* _SOURCE RECORDS_

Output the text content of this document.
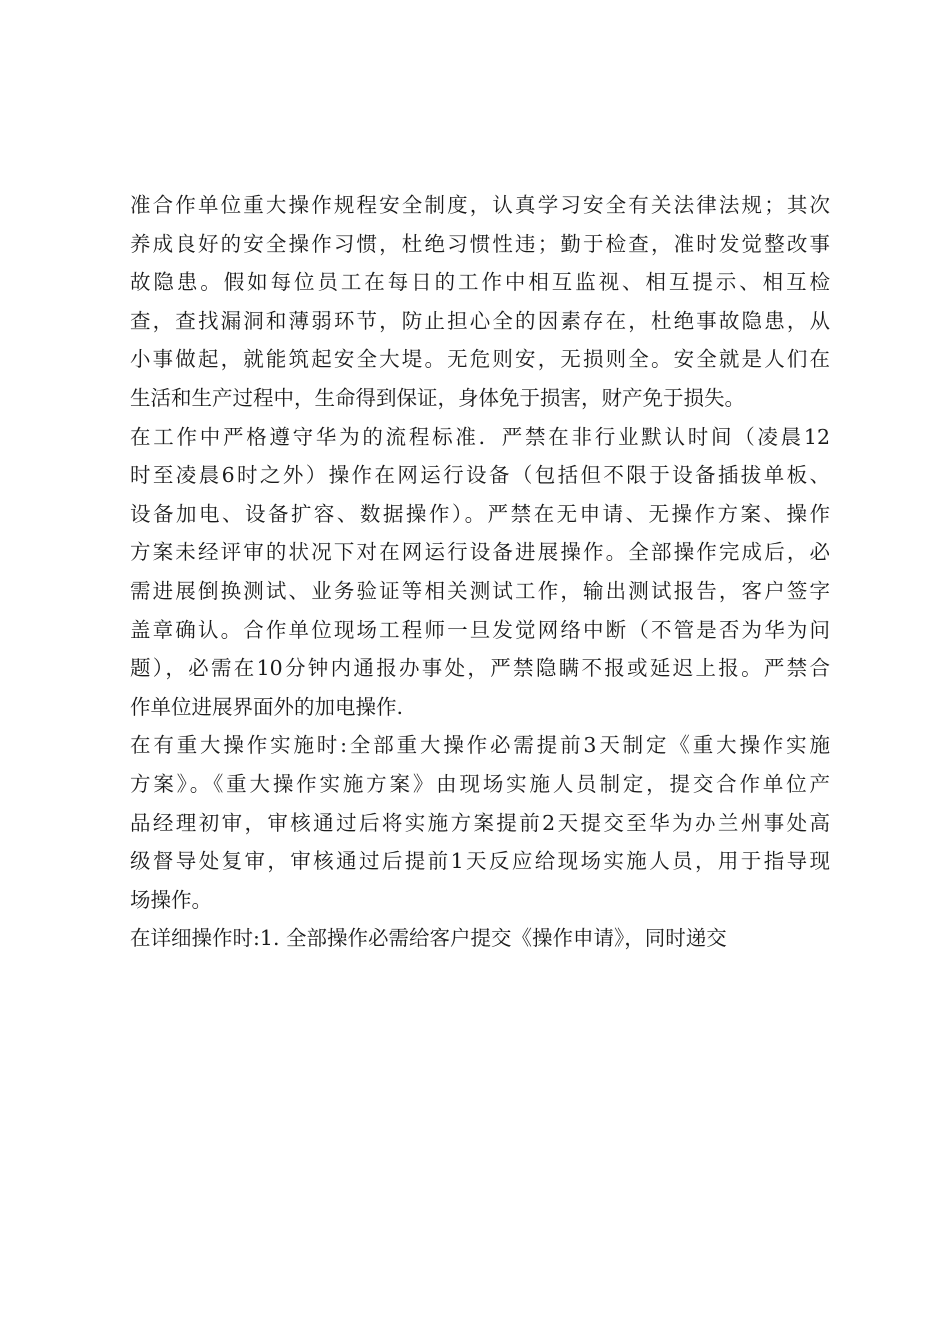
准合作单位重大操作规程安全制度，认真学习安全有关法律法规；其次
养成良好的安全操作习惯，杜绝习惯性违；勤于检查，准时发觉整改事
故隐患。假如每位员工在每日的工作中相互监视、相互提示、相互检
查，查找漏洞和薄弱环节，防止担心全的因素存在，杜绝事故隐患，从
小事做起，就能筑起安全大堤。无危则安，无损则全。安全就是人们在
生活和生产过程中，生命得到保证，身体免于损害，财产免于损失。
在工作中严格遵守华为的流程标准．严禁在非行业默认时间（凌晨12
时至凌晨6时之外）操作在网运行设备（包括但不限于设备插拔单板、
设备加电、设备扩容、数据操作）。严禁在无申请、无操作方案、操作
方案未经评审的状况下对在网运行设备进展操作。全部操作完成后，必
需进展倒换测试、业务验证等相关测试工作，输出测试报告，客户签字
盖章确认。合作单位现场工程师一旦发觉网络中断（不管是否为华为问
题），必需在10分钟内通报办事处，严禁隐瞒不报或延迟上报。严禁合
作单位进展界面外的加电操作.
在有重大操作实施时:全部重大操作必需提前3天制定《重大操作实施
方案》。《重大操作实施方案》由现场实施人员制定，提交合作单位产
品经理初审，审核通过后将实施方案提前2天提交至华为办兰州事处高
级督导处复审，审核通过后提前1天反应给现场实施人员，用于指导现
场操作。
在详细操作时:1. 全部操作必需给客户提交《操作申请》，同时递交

* _YOUR INSTRUCTIONS_
Write out the whole listing again, exactly, with no pictures.

* _OUTPUT_
Output the text content of this document.
准合作单位重大操作规程安全制度，认真学习安全有关法律法规；其次
养成良好的安全操作习惯，杜绝习惯性违；勤于检查，准时发觉整改事
故隐患。假如每位员工在每日的工作中相互监视、相互提示、相互检
查，查找漏洞和薄弱环节，防止担心全的因素存在，杜绝事故隐患，从
小事做起，就能筑起安全大堤。无危则安，无损则全。安全就是人们在
生活和生产过程中，生命得到保证，身体免于损害，财产免于损失。
在工作中严格遵守华为的流程标准．严禁在非行业默认时间（凌晨12
时至凌晨6时之外）操作在网运行设备（包括但不限于设备插拔单板、
设备加电、设备扩容、数据操作）。严禁在无申请、无操作方案、操作
方案未经评审的状况下对在网运行设备进展操作。全部操作完成后，必
需进展倒换测试、业务验证等相关测试工作，输出测试报告，客户签字
盖章确认。合作单位现场工程师一旦发觉网络中断（不管是否为华为问
题），必需在10分钟内通报办事处，严禁隐瞒不报或延迟上报。严禁合
作单位进展界面外的加电操作.
在有重大操作实施时:全部重大操作必需提前3天制定《重大操作实施
方案》。《重大操作实施方案》由现场实施人员制定，提交合作单位产
品经理初审，审核通过后将实施方案提前2天提交至华为办兰州事处高
级督导处复审，审核通过后提前1天反应给现场实施人员，用于指导现
场操作。
在详细操作时:1. 全部操作必需给客户提交《操作申请》，同时递交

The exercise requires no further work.